-- START --
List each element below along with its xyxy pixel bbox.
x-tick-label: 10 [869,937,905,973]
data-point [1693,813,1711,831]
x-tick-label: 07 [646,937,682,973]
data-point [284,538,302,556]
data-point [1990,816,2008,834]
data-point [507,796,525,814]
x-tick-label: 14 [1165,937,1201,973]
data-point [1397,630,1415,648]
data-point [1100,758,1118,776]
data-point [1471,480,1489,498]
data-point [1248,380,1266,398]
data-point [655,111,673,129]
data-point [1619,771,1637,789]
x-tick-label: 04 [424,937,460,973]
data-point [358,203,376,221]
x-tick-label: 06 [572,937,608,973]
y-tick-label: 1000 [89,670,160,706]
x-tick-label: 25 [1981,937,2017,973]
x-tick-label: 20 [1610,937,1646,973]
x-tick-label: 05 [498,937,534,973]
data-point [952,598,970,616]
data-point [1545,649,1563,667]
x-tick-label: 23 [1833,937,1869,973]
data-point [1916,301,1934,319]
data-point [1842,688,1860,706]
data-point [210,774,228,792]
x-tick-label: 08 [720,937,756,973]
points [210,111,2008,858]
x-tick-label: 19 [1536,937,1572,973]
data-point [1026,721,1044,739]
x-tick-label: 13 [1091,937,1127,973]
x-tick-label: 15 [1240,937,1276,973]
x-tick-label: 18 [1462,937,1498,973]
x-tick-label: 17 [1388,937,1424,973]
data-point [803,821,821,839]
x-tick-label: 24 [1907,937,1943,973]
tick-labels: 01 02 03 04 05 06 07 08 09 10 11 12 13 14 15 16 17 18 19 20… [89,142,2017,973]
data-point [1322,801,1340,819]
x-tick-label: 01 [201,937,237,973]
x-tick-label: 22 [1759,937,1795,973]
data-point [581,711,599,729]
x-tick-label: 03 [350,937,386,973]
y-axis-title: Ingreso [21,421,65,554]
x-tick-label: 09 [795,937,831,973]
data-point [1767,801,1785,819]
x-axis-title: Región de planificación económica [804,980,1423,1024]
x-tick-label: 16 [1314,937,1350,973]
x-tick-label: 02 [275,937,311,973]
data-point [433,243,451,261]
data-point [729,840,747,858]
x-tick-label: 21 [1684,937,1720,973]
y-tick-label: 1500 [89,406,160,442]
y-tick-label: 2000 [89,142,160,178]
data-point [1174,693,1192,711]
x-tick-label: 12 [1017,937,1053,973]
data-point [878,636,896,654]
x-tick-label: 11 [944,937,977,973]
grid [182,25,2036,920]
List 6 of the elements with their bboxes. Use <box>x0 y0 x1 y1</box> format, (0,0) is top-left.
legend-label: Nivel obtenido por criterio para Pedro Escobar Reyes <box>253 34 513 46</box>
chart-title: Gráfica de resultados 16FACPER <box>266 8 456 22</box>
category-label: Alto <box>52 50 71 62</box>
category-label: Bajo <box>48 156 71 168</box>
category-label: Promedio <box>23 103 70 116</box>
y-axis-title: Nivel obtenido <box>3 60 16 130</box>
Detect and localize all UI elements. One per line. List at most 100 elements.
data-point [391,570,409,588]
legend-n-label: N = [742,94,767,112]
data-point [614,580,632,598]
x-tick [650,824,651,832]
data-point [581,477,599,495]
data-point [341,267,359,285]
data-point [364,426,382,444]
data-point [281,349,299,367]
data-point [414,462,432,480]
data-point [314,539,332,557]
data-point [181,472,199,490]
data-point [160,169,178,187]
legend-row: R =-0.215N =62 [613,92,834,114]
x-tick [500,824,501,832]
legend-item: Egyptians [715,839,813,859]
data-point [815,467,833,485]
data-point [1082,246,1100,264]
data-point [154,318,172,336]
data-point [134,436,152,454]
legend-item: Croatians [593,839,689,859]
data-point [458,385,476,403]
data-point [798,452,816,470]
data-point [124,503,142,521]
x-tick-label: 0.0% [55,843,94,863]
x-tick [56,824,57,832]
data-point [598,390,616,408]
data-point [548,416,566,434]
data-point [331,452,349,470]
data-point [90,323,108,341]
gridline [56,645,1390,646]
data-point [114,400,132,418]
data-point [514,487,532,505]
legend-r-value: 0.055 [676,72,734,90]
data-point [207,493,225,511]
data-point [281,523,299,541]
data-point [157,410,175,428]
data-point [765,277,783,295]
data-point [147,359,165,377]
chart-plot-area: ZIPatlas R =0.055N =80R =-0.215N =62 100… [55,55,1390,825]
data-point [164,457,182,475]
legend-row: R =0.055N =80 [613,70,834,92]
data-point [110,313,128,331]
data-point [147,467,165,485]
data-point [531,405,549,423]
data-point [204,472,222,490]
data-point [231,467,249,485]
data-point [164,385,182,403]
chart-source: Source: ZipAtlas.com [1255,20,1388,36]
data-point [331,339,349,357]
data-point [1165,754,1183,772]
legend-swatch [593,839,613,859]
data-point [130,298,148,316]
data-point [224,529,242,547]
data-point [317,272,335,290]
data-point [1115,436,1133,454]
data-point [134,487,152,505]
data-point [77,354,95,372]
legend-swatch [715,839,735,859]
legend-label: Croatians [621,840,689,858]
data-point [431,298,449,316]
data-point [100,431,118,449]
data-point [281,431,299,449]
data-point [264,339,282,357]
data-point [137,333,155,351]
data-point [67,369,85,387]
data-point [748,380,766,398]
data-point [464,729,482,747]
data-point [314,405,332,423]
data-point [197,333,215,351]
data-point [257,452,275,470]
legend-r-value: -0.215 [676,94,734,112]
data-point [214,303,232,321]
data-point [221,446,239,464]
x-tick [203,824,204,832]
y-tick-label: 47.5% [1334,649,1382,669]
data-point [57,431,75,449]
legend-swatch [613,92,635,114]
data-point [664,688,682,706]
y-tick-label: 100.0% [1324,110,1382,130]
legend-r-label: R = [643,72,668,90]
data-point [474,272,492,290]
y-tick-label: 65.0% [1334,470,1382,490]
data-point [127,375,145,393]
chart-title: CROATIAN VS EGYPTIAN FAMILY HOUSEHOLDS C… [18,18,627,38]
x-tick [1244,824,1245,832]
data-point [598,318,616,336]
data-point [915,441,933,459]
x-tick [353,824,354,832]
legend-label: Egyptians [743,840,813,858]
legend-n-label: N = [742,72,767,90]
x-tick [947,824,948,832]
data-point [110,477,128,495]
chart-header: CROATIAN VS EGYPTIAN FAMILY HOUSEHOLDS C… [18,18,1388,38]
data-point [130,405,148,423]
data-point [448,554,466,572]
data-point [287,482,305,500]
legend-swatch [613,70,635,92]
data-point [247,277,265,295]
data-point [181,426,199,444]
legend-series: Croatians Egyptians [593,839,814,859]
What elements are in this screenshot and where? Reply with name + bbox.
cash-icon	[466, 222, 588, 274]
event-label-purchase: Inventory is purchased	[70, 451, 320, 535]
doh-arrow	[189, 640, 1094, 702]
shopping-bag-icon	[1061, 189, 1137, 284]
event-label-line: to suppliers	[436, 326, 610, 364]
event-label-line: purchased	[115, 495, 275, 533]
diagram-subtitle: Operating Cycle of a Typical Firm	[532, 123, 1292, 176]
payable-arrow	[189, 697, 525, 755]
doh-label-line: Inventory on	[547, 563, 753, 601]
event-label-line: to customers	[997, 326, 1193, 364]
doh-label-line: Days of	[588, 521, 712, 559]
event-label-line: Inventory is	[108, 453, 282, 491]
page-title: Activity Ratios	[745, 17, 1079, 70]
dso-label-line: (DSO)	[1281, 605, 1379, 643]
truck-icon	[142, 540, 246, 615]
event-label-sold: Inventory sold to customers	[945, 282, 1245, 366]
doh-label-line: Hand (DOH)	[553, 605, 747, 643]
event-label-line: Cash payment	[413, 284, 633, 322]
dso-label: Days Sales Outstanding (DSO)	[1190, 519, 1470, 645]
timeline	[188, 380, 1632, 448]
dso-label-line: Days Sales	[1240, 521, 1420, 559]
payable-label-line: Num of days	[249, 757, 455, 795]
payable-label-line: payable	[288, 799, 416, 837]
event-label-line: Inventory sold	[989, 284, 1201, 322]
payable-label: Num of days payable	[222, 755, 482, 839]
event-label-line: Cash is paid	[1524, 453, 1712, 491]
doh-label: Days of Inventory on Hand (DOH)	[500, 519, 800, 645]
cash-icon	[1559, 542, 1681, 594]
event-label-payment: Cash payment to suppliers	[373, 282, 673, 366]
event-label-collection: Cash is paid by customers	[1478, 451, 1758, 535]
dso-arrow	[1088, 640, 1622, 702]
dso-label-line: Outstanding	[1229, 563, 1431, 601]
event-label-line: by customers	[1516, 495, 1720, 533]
-- END --
— Requirements —
Can you render the data from its first line through the line containing "grid [182,25,2036,920]" as a Markdown table with the columns Row and Entry, numbering each line and skipping any blank ones?

— Output of the task —
| Row | Entry |
|---|---|
| 1 | List each element below along with its xyxy pixel bbox. |
| 2 | x-tick-label: 10 [869,937,905,973] |
| 3 | data-point [1693,813,1711,831] |
| 4 | x-tick-label: 07 [646,937,682,973] |
| 5 | data-point [284,538,302,556] |
| 6 | data-point [1990,816,2008,834] |
| 7 | data-point [507,796,525,814] |
| 8 | x-tick-label: 14 [1165,937,1201,973] |
| 9 | data-point [1397,630,1415,648] |
| 10 | data-point [1100,758,1118,776] |
| 11 | data-point [1471,480,1489,498] |
| 12 | data-point [1248,380,1266,398] |
| 13 | data-point [655,111,673,129] |
| 14 | data-point [1619,771,1637,789] |
| 15 | x-tick-label: 04 [424,937,460,973] |
| 16 | data-point [358,203,376,221] |
| 17 | x-tick-label: 06 [572,937,608,973] |
| 18 | y-tick-label: 1000 [89,670,160,706] |
| 19 | x-tick-label: 25 [1981,937,2017,973] |
| 20 | x-tick-label: 20 [1610,937,1646,973] |
| 21 | x-tick-label: 05 [498,937,534,973] |
| 22 | data-point [952,598,970,616] |
| 23 | data-point [1545,649,1563,667] |
| 24 | x-tick-label: 23 [1833,937,1869,973] |
| 25 | data-point [1916,301,1934,319] |
| 26 | data-point [1842,688,1860,706] |
| 27 | data-point [210,774,228,792] |
| 28 | x-tick-label: 08 [720,937,756,973] |
| 29 | points [210,111,2008,858] |
| 30 | x-tick-label: 19 [1536,937,1572,973] |
| 31 | data-point [1026,721,1044,739] |
| 32 | x-tick-label: 13 [1091,937,1127,973] |
| 33 | x-tick-label: 15 [1240,937,1276,973] |
| 34 | x-tick-label: 18 [1462,937,1498,973] |
| 35 | x-tick-label: 17 [1388,937,1424,973] |
| 36 | data-point [803,821,821,839] |
| 37 | x-tick-label: 24 [1907,937,1943,973] |
| 38 | tick-labels: 01 02 03 04 05 06 07 08 09 10 11 12 13 14 15 16 17 18 19 20… [89,142,2017,973] |
| 39 | data-point [1322,801,1340,819] |
| 40 | x-tick-label: 01 [201,937,237,973] |
| 41 | x-tick-label: 22 [1759,937,1795,973] |
| 42 | data-point [581,711,599,729] |
| 43 | x-tick-label: 03 [350,937,386,973] |
| 44 | y-axis-title: Ingreso [21,421,65,554] |
| 45 | x-tick-label: 09 [795,937,831,973] |
| 46 | data-point [1767,801,1785,819] |
| 47 | x-axis-title: Región de planificación económica [804,980,1423,1024] |
| 48 | x-tick-label: 16 [1314,937,1350,973] |
| 49 | x-tick-label: 02 [275,937,311,973] |
| 50 | data-point [433,243,451,261] |
| 51 | data-point [729,840,747,858] |
| 52 | x-tick-label: 21 [1684,937,1720,973] |
| 53 | y-tick-label: 1500 [89,406,160,442] |
| 54 | y-tick-label: 2000 [89,142,160,178] |
| 55 | data-point [1174,693,1192,711] |
| 56 | x-tick-label: 12 [1017,937,1053,973] |
| 57 | data-point [878,636,896,654] |
| 58 | x-tick-label: 11 [944,937,977,973] |
| 59 | grid [182,25,2036,920] |